▶ **Exercise requirements**:
How many lines of the records below contain the word "fees"? Answer with the number alone.

▶ **Entries shown**:
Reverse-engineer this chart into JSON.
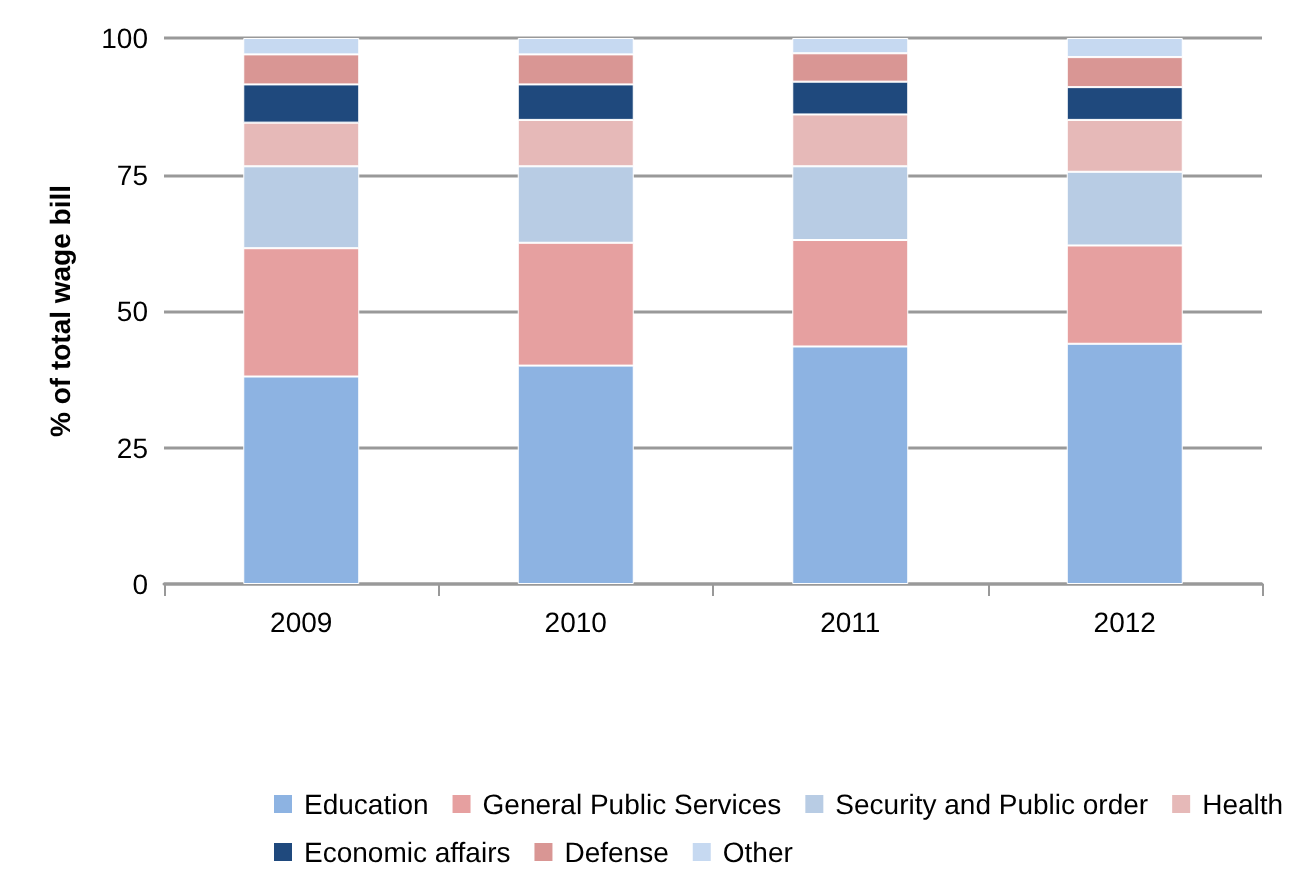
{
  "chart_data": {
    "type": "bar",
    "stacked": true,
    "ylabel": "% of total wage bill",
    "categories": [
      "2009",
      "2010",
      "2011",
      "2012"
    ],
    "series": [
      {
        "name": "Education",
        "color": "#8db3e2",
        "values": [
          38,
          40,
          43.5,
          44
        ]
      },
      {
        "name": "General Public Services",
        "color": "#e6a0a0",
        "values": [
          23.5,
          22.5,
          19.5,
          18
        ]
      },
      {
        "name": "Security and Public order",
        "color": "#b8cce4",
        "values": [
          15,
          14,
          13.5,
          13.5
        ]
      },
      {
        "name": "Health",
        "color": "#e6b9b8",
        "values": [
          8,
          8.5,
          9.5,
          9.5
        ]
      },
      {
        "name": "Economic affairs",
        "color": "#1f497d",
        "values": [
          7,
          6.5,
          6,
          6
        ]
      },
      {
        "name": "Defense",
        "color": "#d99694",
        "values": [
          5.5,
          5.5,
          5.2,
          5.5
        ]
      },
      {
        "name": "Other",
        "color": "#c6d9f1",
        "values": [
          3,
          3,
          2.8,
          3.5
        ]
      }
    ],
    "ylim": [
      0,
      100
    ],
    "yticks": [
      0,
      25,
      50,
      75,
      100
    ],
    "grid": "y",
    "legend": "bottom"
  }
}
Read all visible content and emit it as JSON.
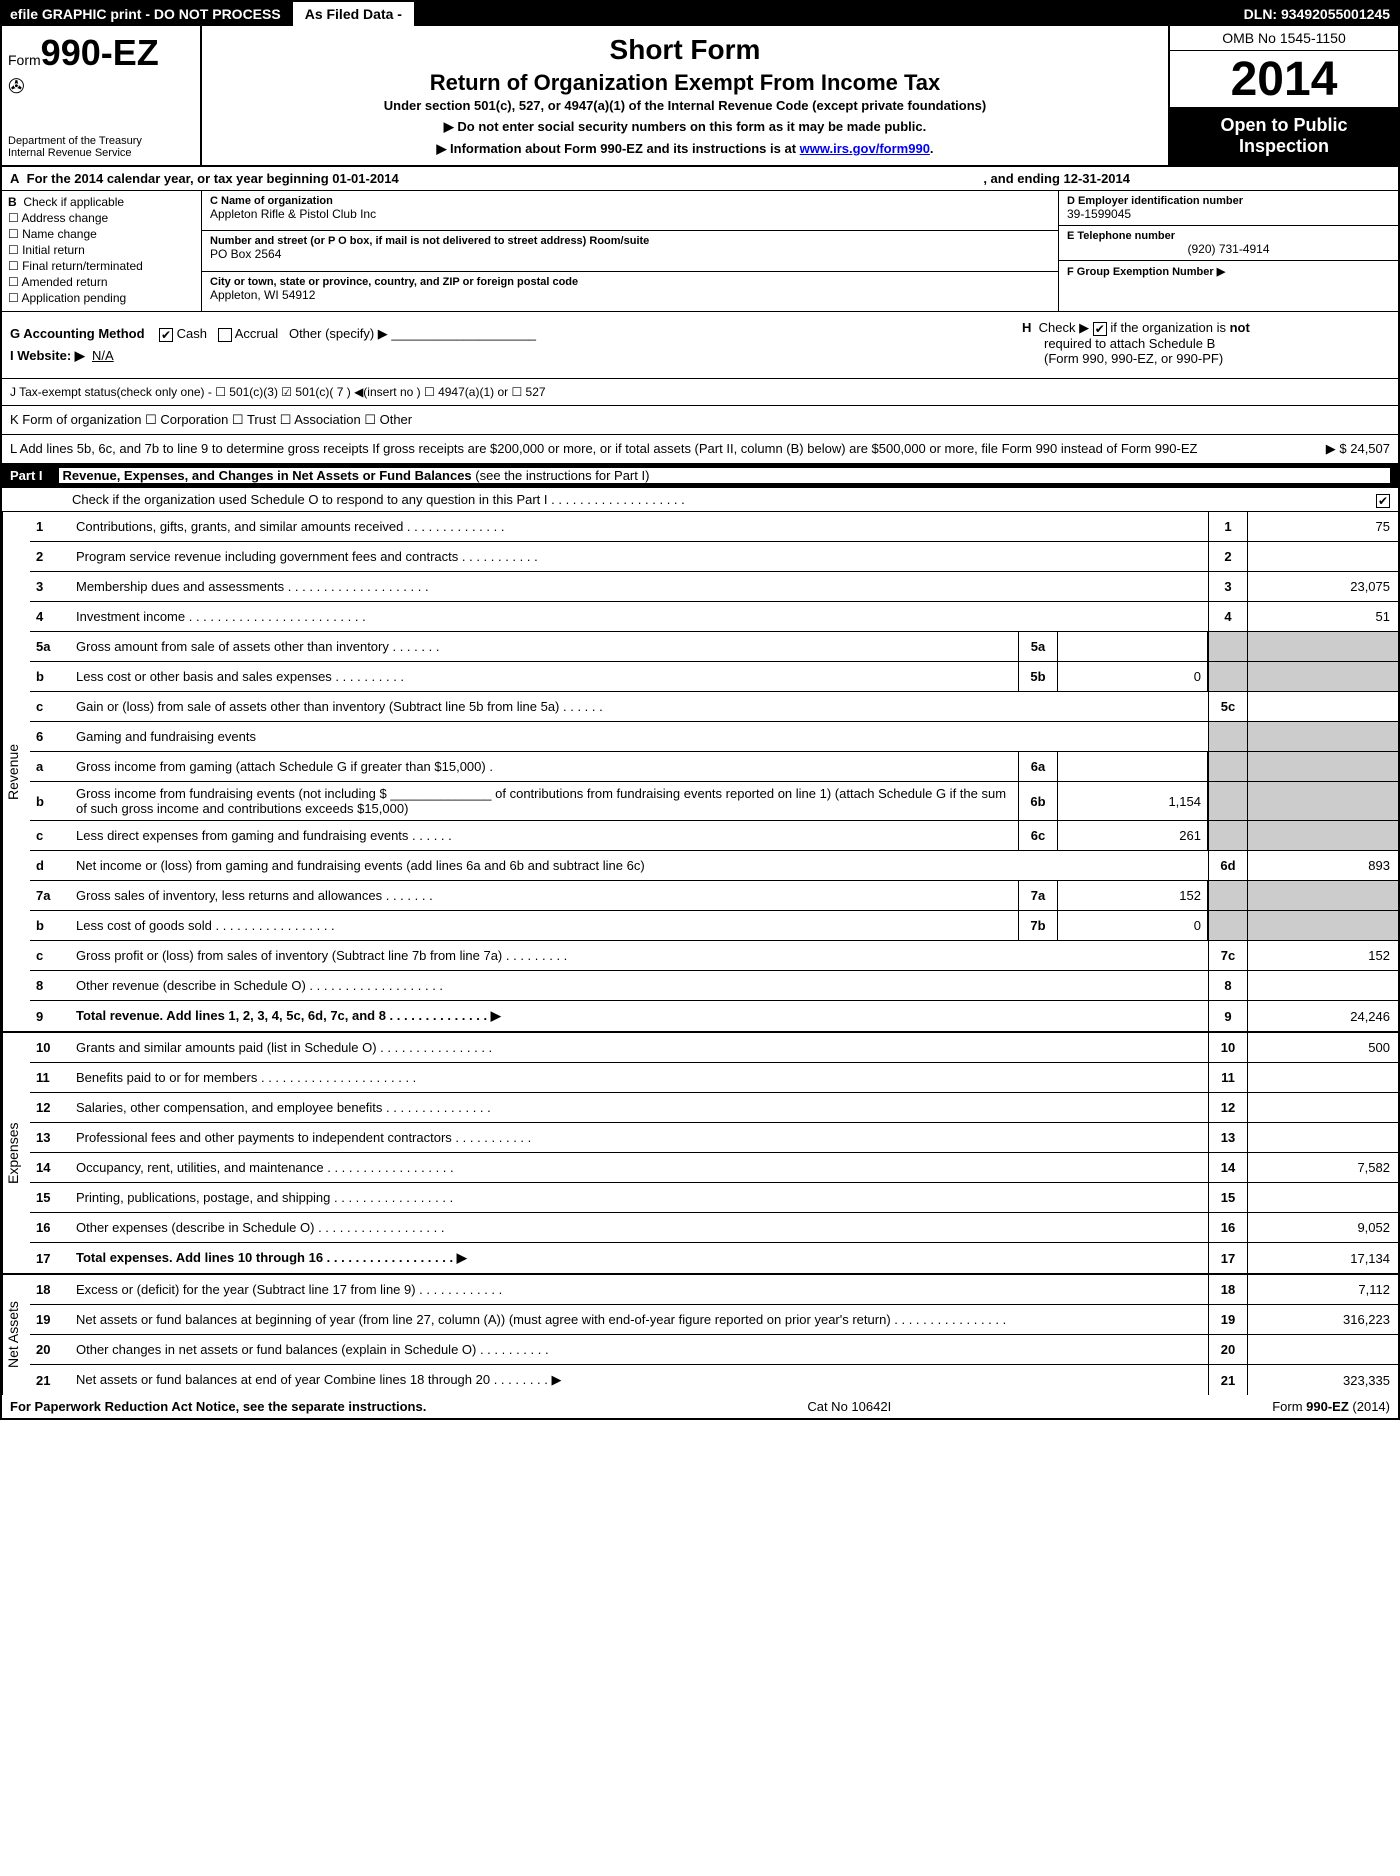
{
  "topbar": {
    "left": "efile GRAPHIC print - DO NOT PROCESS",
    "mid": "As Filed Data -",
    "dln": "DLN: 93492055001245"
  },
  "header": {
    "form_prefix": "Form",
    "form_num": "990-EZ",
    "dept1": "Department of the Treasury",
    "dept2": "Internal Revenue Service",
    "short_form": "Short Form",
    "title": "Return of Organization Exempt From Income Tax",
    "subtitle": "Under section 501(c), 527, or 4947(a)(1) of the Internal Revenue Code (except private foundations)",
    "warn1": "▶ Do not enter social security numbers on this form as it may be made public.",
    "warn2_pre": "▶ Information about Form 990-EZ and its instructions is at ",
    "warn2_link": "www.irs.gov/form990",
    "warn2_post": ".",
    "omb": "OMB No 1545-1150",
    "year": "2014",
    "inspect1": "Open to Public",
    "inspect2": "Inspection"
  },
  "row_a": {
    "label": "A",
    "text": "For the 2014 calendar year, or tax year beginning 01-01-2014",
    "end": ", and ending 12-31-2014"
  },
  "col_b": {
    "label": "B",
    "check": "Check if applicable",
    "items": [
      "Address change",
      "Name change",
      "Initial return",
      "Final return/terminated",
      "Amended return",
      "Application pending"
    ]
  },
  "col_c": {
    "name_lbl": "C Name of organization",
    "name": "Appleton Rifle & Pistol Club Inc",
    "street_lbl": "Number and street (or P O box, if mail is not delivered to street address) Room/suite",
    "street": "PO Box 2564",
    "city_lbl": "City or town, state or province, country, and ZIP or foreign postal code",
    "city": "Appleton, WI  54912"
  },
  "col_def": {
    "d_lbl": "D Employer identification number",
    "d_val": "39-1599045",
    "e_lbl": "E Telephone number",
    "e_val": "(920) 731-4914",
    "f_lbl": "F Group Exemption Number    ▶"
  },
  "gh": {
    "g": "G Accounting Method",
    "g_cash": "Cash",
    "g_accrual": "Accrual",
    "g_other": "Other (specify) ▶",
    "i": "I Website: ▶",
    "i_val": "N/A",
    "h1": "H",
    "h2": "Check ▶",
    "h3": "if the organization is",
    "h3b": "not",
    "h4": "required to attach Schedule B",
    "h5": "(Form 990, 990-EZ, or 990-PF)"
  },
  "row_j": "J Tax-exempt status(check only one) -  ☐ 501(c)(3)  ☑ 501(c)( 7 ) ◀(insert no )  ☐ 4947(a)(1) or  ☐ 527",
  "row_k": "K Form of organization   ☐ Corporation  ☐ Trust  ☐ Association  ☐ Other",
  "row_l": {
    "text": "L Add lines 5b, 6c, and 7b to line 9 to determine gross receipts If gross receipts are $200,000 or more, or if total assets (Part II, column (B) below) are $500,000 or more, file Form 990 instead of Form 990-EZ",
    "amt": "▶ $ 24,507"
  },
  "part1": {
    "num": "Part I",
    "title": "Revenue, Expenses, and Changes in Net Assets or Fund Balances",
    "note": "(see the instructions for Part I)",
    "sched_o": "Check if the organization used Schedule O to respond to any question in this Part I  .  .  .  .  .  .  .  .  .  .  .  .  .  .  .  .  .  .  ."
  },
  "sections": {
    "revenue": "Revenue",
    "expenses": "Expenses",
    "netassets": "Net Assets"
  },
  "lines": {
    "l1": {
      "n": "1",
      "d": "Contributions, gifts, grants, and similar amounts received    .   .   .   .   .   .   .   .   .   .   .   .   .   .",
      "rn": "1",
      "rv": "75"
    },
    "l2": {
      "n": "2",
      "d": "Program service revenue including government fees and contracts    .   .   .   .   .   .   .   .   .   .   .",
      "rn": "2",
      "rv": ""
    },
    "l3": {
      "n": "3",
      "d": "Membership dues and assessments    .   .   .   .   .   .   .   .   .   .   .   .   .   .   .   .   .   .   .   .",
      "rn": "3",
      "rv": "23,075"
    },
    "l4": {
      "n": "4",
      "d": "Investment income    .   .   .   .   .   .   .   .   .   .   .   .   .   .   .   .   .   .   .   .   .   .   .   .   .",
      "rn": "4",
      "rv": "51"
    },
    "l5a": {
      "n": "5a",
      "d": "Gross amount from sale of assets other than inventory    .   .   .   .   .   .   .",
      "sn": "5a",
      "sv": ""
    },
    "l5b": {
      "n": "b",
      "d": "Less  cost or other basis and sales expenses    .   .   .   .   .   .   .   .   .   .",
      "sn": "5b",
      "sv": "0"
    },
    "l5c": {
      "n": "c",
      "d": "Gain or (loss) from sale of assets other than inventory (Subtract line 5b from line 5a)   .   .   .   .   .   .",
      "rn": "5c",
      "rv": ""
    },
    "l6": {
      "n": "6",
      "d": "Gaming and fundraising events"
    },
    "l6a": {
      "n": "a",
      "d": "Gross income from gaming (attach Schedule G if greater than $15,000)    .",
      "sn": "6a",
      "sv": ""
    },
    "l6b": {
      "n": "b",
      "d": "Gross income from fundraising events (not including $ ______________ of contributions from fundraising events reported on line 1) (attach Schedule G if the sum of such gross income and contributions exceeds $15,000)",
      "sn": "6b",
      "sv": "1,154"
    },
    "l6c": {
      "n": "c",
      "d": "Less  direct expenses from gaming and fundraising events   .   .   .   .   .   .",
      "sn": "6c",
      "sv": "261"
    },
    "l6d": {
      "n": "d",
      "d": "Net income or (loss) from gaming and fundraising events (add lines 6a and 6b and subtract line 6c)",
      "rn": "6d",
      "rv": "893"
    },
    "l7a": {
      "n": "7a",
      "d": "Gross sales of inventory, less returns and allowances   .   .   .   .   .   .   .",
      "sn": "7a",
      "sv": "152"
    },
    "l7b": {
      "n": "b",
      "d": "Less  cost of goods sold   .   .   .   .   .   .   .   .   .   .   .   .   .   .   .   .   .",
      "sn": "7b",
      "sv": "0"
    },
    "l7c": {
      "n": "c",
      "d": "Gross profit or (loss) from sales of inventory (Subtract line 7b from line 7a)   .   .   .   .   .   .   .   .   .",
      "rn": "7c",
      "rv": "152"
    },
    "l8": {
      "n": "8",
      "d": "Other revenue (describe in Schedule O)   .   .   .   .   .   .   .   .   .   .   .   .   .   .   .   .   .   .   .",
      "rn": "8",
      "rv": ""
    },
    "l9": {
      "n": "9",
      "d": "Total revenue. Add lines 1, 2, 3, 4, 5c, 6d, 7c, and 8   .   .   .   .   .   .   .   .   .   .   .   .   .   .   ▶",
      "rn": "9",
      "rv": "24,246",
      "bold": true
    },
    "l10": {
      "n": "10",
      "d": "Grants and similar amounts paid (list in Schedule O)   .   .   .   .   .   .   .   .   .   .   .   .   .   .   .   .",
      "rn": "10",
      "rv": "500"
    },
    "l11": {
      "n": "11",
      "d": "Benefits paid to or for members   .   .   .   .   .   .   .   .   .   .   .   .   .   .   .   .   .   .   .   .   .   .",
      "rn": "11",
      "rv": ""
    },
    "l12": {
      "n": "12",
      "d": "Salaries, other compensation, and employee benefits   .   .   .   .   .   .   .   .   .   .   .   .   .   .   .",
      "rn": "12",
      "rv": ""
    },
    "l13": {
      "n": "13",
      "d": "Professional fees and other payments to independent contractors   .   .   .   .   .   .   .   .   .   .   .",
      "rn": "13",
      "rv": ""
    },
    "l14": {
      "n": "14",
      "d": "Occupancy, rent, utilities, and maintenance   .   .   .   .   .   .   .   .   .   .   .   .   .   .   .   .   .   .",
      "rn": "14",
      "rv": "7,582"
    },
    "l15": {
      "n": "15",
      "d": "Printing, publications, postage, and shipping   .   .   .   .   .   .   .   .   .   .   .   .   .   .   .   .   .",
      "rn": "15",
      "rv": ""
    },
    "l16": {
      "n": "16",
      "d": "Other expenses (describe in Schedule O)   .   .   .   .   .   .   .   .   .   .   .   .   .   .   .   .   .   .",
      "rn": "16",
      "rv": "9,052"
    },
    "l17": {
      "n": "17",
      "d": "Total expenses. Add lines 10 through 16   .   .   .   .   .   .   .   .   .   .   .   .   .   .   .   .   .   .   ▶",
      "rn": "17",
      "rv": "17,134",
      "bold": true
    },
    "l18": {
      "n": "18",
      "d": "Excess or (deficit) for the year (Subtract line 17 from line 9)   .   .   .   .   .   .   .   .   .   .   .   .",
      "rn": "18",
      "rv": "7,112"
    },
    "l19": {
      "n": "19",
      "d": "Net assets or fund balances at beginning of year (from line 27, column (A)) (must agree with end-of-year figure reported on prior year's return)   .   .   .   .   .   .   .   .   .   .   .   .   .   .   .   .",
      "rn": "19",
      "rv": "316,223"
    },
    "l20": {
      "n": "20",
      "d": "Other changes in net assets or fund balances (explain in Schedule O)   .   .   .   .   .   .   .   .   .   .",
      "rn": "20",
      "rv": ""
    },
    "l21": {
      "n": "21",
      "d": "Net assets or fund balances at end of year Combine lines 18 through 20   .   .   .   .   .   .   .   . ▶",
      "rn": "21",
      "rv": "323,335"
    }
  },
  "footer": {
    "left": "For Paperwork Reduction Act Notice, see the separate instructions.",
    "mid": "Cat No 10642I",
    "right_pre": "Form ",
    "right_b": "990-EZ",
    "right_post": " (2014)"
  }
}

▶ **Task output**:
2